> _The input_:
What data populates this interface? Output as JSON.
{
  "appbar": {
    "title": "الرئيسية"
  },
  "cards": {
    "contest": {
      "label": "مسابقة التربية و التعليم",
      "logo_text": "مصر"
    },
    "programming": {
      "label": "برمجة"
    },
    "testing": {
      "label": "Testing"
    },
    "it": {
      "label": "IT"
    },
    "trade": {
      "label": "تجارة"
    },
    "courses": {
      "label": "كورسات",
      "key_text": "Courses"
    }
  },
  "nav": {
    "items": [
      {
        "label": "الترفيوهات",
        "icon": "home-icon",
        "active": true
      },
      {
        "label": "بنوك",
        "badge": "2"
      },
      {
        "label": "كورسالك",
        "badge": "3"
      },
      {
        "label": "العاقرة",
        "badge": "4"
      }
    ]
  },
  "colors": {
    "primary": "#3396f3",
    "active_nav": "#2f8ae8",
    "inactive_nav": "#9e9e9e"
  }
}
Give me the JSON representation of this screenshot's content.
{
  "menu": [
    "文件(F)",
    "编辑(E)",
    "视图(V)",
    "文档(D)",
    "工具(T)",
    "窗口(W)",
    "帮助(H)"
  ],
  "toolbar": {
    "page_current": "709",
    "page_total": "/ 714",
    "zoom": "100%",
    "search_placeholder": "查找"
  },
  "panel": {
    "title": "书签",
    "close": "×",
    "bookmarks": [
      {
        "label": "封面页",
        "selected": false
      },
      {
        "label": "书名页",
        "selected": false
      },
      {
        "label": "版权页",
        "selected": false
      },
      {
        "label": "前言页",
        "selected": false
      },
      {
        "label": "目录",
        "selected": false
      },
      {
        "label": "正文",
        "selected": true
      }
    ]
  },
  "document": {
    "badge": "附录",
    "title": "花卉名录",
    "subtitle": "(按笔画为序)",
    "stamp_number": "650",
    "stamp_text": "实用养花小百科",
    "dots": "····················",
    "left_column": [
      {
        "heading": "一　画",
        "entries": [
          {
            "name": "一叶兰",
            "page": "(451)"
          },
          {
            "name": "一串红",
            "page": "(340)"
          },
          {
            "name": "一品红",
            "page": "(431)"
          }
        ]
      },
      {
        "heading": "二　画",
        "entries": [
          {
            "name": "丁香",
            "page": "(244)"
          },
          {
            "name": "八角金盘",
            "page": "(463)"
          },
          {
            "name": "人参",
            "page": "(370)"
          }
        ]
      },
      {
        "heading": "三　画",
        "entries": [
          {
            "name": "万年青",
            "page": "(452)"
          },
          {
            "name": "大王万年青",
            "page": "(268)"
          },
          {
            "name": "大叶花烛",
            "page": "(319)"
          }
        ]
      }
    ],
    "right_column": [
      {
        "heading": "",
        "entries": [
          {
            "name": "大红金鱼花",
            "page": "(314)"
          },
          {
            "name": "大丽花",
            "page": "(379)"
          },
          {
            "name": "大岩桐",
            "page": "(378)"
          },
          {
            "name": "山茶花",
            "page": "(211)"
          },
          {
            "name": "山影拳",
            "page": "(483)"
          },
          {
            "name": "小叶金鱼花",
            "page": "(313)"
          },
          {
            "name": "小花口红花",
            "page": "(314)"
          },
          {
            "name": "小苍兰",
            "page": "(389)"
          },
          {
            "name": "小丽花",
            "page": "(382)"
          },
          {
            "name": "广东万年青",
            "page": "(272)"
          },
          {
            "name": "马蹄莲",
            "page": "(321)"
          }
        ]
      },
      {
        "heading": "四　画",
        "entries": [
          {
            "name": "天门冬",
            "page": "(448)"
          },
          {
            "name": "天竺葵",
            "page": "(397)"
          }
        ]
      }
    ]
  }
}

> _Given task_:
The whole listing above needs to be written out again exactly.

> _Task solution_:
What data populates this interface? Output as JSON.
{
  "appbar": {
    "title": "الرئيسية"
  },
  "cards": {
    "contest": {
      "label": "مسابقة التربية و التعليم",
      "logo_text": "مصر"
    },
    "programming": {
      "label": "برمجة"
    },
    "testing": {
      "label": "Testing"
    },
    "it": {
      "label": "IT"
    },
    "trade": {
      "label": "تجارة"
    },
    "courses": {
      "label": "كورسات",
      "key_text": "Courses"
    }
  },
  "nav": {
    "items": [
      {
        "label": "الترفيوهات",
        "icon": "home-icon",
        "active": true
      },
      {
        "label": "بنوك",
        "badge": "2"
      },
      {
        "label": "كورسالك",
        "badge": "3"
      },
      {
        "label": "العاقرة",
        "badge": "4"
      }
    ]
  },
  "colors": {
    "primary": "#3396f3",
    "active_nav": "#2f8ae8",
    "inactive_nav": "#9e9e9e"
  }
}
Give me the JSON representation of this screenshot's content.
{
  "menu": [
    "文件(F)",
    "编辑(E)",
    "视图(V)",
    "文档(D)",
    "工具(T)",
    "窗口(W)",
    "帮助(H)"
  ],
  "toolbar": {
    "page_current": "709",
    "page_total": "/ 714",
    "zoom": "100%",
    "search_placeholder": "查找"
  },
  "panel": {
    "title": "书签",
    "close": "×",
    "bookmarks": [
      {
        "label": "封面页",
        "selected": false
      },
      {
        "label": "书名页",
        "selected": false
      },
      {
        "label": "版权页",
        "selected": false
      },
      {
        "label": "前言页",
        "selected": false
      },
      {
        "label": "目录",
        "selected": false
      },
      {
        "label": "正文",
        "selected": true
      }
    ]
  },
  "document": {
    "badge": "附录",
    "title": "花卉名录",
    "subtitle": "(按笔画为序)",
    "stamp_number": "650",
    "stamp_text": "实用养花小百科",
    "dots": "····················",
    "left_column": [
      {
        "heading": "一　画",
        "entries": [
          {
            "name": "一叶兰",
            "page": "(451)"
          },
          {
            "name": "一串红",
            "page": "(340)"
          },
          {
            "name": "一品红",
            "page": "(431)"
          }
        ]
      },
      {
        "heading": "二　画",
        "entries": [
          {
            "name": "丁香",
            "page": "(244)"
          },
          {
            "name": "八角金盘",
            "page": "(463)"
          },
          {
            "name": "人参",
            "page": "(370)"
          }
        ]
      },
      {
        "heading": "三　画",
        "entries": [
          {
            "name": "万年青",
            "page": "(452)"
          },
          {
            "name": "大王万年青",
            "page": "(268)"
          },
          {
            "name": "大叶花烛",
            "page": "(319)"
          }
        ]
      }
    ],
    "right_column": [
      {
        "heading": "",
        "entries": [
          {
            "name": "大红金鱼花",
            "page": "(314)"
          },
          {
            "name": "大丽花",
            "page": "(379)"
          },
          {
            "name": "大岩桐",
            "page": "(378)"
          },
          {
            "name": "山茶花",
            "page": "(211)"
          },
          {
            "name": "山影拳",
            "page": "(483)"
          },
          {
            "name": "小叶金鱼花",
            "page": "(313)"
          },
          {
            "name": "小花口红花",
            "page": "(314)"
          },
          {
            "name": "小苍兰",
            "page": "(389)"
          },
          {
            "name": "小丽花",
            "page": "(382)"
          },
          {
            "name": "广东万年青",
            "page": "(272)"
          },
          {
            "name": "马蹄莲",
            "page": "(321)"
          }
        ]
      },
      {
        "heading": "四　画",
        "entries": [
          {
            "name": "天门冬",
            "page": "(448)"
          },
          {
            "name": "天竺葵",
            "page": "(397)"
          }
        ]
      }
    ]
  }
}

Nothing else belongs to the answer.